Look through the lines below and state how many hold the word "которое". Write only the number.
═════ Input for this task
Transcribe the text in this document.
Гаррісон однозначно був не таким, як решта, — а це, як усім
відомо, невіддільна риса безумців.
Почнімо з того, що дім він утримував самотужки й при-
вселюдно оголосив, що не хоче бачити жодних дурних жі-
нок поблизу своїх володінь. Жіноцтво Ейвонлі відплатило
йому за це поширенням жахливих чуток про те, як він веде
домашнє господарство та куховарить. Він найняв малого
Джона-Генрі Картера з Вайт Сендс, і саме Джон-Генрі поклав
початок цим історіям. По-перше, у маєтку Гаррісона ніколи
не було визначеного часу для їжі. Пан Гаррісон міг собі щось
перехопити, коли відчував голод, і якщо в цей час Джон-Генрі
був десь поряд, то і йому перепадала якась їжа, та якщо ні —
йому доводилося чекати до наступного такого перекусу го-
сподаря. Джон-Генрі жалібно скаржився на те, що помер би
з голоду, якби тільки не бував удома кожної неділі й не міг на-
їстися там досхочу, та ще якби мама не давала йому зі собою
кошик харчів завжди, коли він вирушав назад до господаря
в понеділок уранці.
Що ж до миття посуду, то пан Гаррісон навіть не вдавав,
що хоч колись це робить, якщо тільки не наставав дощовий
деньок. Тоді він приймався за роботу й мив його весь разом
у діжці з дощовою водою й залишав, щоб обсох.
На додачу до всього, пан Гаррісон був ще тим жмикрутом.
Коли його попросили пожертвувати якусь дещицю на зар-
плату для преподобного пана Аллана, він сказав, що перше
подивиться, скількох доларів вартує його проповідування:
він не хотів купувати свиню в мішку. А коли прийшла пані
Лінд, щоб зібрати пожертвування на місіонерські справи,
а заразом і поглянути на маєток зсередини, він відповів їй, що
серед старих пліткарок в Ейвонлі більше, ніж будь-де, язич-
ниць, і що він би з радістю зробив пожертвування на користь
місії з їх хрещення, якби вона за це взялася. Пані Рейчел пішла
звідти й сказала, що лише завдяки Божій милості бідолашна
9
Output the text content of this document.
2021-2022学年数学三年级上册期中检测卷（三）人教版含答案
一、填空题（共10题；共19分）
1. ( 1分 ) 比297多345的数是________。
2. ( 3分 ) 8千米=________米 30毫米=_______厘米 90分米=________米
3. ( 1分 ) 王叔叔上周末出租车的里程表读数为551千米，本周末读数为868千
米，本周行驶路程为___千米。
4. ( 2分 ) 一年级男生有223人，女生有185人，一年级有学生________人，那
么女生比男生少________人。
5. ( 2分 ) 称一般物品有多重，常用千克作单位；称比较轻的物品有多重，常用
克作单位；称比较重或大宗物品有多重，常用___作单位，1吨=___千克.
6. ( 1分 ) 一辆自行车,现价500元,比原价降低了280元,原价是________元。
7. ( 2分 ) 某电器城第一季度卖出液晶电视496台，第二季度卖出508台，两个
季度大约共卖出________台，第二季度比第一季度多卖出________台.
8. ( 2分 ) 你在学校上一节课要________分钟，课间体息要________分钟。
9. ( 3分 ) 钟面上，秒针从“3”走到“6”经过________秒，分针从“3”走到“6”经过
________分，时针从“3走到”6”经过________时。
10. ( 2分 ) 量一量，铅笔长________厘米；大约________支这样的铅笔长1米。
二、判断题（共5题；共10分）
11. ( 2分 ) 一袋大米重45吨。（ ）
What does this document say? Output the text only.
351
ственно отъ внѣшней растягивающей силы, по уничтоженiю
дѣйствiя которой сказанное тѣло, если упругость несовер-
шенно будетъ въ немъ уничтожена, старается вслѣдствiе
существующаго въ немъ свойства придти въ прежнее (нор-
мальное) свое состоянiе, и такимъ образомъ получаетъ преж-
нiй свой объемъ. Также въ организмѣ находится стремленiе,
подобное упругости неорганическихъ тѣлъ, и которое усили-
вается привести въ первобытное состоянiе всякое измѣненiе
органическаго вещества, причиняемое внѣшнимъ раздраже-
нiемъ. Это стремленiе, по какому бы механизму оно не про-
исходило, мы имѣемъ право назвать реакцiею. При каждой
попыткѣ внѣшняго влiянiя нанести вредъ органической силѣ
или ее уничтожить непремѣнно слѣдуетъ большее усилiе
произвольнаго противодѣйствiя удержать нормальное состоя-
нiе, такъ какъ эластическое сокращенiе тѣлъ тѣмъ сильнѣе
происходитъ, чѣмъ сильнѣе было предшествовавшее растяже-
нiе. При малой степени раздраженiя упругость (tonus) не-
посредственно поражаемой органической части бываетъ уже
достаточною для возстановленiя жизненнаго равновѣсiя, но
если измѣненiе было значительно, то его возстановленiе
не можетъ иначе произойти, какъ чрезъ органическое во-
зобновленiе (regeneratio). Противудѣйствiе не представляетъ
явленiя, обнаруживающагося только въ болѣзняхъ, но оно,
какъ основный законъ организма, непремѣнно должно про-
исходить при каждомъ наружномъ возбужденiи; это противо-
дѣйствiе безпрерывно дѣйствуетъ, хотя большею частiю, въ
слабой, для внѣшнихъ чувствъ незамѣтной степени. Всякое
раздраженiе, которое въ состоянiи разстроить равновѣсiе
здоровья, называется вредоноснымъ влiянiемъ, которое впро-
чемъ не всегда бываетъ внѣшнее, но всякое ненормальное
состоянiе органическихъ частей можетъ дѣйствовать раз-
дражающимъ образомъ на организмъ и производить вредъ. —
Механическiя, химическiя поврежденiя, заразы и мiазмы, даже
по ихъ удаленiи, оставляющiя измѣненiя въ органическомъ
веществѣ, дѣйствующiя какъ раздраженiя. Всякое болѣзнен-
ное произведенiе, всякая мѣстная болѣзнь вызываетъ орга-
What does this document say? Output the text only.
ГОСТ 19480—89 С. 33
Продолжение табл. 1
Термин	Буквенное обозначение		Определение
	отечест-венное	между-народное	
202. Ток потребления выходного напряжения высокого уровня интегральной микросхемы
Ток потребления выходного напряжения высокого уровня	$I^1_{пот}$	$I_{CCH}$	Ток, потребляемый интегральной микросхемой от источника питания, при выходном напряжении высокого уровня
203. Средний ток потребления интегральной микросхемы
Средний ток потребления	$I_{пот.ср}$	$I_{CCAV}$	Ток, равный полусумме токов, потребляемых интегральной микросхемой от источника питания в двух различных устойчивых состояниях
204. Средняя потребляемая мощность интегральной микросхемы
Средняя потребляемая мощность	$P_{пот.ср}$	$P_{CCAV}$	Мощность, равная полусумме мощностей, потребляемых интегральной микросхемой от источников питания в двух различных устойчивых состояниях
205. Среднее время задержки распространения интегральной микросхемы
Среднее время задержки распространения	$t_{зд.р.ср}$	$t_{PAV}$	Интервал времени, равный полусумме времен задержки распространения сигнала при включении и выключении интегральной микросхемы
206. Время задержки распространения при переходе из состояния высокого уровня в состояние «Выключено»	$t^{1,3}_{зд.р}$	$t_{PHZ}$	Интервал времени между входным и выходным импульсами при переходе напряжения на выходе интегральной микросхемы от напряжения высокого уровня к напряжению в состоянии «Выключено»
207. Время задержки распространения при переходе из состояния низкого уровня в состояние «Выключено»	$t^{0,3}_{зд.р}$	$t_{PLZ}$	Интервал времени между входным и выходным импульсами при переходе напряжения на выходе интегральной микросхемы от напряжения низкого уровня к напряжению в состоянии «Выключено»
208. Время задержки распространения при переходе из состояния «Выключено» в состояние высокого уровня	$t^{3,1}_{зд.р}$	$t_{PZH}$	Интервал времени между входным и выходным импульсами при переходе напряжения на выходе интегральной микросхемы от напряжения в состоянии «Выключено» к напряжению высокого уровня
══════════
Complete answer ▸ 3